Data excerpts
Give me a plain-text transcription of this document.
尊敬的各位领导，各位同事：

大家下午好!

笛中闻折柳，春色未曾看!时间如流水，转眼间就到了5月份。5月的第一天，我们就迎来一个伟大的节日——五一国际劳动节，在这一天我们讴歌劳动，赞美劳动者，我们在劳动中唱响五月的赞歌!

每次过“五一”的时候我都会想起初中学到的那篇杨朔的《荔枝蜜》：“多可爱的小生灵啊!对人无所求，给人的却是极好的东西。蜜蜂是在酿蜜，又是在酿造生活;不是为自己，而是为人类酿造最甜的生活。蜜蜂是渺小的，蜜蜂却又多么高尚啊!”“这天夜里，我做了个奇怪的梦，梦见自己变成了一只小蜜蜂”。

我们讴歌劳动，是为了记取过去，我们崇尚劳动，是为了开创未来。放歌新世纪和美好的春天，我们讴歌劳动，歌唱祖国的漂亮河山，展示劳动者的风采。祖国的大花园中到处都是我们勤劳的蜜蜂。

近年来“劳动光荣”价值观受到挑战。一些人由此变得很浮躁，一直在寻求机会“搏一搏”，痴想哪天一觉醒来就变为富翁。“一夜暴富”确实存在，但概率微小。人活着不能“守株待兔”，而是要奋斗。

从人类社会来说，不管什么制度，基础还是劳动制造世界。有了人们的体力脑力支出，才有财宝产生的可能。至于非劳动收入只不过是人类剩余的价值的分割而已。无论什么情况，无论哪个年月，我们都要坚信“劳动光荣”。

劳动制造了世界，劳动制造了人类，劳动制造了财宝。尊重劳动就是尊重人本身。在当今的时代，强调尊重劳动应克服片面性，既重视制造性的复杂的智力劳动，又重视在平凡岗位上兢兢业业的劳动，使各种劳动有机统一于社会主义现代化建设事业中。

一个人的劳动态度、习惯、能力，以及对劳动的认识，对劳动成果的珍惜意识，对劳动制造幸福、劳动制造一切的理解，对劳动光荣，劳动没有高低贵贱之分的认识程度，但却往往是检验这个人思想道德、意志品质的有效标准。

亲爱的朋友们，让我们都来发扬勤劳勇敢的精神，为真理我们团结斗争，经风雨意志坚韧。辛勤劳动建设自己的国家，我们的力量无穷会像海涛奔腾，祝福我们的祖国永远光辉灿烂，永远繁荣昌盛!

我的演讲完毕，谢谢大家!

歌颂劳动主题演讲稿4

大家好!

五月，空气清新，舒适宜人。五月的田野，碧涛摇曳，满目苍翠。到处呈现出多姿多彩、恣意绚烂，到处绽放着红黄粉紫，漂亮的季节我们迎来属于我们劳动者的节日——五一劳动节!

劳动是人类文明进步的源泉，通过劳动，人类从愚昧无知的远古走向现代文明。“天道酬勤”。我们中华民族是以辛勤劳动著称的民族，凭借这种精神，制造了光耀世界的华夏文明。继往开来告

* [Exercise]: Restate every line of the data word for word.

* [Output for this task]:
Give me a plain-text transcription of this document.
尊敬的各位领导，各位同事：

大家下午好!

笛中闻折柳，春色未曾看!时间如流水，转眼间就到了5月份。5月的第一天，我们就迎来一个伟大的节日——五一国际劳动节，在这一天我们讴歌劳动，赞美劳动者，我们在劳动中唱响五月的赞歌!

每次过“五一”的时候我都会想起初中学到的那篇杨朔的《荔枝蜜》：“多可爱的小生灵啊!对人无所求，给人的却是极好的东西。蜜蜂是在酿蜜，又是在酿造生活;不是为自己，而是为人类酿造最甜的生活。蜜蜂是渺小的，蜜蜂却又多么高尚啊!”“这天夜里，我做了个奇怪的梦，梦见自己变成了一只小蜜蜂”。

我们讴歌劳动，是为了记取过去，我们崇尚劳动，是为了开创未来。放歌新世纪和美好的春天，我们讴歌劳动，歌唱祖国的漂亮河山，展示劳动者的风采。祖国的大花园中到处都是我们勤劳的蜜蜂。

近年来“劳动光荣”价值观受到挑战。一些人由此变得很浮躁，一直在寻求机会“搏一搏”，痴想哪天一觉醒来就变为富翁。“一夜暴富”确实存在，但概率微小。人活着不能“守株待兔”，而是要奋斗。

从人类社会来说，不管什么制度，基础还是劳动制造世界。有了人们的体力脑力支出，才有财宝产生的可能。至于非劳动收入只不过是人类剩余的价值的分割而已。无论什么情况，无论哪个年月，我们都要坚信“劳动光荣”。

劳动制造了世界，劳动制造了人类，劳动制造了财宝。尊重劳动就是尊重人本身。在当今的时代，强调尊重劳动应克服片面性，既重视制造性的复杂的智力劳动，又重视在平凡岗位上兢兢业业的劳动，使各种劳动有机统一于社会主义现代化建设事业中。

一个人的劳动态度、习惯、能力，以及对劳动的认识，对劳动成果的珍惜意识，对劳动制造幸福、劳动制造一切的理解，对劳动光荣，劳动没有高低贵贱之分的认识程度，但却往往是检验这个人思想道德、意志品质的有效标准。

亲爱的朋友们，让我们都来发扬勤劳勇敢的精神，为真理我们团结斗争，经风雨意志坚韧。辛勤劳动建设自己的国家，我们的力量无穷会像海涛奔腾，祝福我们的祖国永远光辉灿烂，永远繁荣昌盛!

我的演讲完毕，谢谢大家!

歌颂劳动主题演讲稿4

大家好!

五月，空气清新，舒适宜人。五月的田野，碧涛摇曳，满目苍翠。到处呈现出多姿多彩、恣意绚烂，到处绽放着红黄粉紫，漂亮的季节我们迎来属于我们劳动者的节日——五一劳动节!

劳动是人类文明进步的源泉，通过劳动，人类从愚昧无知的远古走向现代文明。“天道酬勤”。我们中华民族是以辛勤劳动著称的民族，凭借这种精神，制造了光耀世界的华夏文明。继往开来告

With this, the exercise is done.